Excerpt from a dataset:
•••••

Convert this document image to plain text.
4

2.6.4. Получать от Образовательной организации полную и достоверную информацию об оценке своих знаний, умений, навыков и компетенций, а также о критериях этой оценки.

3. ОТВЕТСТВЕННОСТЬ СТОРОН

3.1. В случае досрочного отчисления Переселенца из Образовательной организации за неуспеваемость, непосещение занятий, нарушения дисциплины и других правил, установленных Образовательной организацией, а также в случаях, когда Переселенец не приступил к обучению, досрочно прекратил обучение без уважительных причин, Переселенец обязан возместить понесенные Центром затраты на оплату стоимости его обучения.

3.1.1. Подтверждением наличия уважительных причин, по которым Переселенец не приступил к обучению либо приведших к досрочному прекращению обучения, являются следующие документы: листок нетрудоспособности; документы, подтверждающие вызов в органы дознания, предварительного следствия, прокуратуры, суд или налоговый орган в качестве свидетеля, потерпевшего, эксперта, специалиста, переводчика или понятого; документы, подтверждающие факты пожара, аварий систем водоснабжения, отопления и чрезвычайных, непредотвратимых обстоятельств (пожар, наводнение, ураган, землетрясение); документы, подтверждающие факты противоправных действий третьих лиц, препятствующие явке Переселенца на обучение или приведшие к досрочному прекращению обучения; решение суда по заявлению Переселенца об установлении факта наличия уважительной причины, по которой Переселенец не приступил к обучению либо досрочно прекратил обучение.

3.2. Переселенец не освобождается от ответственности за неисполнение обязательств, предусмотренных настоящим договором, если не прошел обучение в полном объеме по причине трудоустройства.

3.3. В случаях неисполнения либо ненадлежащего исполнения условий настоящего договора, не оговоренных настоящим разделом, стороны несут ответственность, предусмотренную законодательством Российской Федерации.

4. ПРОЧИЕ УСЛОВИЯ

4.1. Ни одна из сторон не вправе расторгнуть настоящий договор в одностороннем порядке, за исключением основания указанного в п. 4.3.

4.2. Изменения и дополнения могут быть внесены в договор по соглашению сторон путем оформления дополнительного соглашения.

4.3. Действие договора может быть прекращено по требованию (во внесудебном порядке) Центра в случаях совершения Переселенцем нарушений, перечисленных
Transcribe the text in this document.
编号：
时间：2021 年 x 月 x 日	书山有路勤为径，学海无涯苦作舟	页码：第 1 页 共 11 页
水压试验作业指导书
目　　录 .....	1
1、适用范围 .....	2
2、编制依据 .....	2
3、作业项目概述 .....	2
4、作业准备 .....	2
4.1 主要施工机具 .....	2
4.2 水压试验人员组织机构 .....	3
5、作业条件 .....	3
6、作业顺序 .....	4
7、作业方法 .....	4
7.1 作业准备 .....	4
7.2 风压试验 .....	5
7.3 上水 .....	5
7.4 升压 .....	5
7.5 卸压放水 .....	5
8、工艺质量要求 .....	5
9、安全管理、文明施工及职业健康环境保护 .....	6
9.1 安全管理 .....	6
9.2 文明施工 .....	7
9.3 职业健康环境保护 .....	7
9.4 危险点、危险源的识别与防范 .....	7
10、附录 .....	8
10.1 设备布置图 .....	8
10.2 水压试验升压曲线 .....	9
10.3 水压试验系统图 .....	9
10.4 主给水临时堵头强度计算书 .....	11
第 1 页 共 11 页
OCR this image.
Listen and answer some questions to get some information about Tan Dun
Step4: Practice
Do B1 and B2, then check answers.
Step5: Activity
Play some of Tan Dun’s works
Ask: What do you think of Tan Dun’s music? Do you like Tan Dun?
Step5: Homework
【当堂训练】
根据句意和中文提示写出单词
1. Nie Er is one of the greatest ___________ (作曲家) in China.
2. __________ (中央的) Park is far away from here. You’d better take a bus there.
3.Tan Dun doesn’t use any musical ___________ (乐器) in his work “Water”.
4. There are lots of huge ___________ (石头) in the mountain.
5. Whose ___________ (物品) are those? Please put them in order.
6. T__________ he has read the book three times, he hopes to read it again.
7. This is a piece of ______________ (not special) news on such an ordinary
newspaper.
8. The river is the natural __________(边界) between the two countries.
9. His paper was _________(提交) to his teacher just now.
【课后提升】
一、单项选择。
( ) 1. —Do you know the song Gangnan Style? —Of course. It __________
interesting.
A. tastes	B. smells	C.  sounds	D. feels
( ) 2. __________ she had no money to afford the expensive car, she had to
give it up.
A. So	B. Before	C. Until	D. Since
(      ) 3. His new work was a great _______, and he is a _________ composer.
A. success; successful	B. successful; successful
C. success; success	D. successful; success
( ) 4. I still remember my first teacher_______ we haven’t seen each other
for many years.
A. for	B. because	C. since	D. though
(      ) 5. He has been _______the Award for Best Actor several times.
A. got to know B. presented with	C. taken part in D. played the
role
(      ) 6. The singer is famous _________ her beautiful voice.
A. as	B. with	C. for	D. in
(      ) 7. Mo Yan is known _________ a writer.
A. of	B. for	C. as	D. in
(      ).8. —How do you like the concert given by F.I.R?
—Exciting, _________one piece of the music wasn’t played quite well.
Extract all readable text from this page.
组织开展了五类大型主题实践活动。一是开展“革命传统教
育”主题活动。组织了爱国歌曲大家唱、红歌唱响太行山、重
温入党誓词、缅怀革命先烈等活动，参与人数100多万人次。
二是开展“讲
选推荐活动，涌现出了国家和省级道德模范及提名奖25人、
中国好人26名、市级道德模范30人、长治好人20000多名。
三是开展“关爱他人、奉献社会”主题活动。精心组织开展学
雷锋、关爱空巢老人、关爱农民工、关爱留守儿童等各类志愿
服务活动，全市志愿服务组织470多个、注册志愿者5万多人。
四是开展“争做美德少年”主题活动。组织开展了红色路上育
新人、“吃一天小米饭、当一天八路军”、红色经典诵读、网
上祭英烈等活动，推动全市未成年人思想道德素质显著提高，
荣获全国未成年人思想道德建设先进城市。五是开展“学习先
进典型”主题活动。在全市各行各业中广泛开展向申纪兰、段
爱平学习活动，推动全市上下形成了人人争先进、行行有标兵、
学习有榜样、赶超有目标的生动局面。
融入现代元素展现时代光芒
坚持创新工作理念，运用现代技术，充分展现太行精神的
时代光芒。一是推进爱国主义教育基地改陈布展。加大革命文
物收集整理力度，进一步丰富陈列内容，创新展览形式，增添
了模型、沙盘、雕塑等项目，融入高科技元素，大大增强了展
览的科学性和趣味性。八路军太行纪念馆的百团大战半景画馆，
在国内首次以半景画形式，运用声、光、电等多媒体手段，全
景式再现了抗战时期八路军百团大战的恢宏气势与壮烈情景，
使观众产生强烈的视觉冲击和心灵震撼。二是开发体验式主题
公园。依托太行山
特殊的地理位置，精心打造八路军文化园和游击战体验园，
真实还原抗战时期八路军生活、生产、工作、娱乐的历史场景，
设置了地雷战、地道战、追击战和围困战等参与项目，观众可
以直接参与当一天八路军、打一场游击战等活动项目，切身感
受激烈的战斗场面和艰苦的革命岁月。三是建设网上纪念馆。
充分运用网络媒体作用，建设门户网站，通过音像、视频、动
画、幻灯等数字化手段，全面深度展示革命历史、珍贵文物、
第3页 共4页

•••••

* [Exercise requirements] In the entries above, find every line with the word "success" and list it.

* [Response for this exercise]
A. success; successful	B. successful; successful
C. success; success	D. successful; success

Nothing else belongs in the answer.